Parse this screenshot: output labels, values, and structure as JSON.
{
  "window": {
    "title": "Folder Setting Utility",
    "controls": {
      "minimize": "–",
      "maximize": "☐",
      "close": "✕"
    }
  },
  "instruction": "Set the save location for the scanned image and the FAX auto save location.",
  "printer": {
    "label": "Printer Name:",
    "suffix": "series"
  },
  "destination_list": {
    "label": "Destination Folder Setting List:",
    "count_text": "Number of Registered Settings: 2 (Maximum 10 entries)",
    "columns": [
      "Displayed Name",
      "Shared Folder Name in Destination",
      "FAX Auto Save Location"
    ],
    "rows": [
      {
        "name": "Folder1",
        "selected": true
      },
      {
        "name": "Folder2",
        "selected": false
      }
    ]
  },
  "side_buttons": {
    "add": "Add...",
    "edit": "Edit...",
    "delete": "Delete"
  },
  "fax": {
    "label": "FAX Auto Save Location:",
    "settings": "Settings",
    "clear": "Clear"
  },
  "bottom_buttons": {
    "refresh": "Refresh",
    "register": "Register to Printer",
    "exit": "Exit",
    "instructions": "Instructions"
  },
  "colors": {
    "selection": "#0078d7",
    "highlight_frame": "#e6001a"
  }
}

WRITTEN INSTRUCTION →
Identify and copy the lines holding the word "Settings".

CORRECT RESULT →
    "count_text": "Number of Registered Settings: 2 (Maximum 10 entries)",
    "settings": "Settings",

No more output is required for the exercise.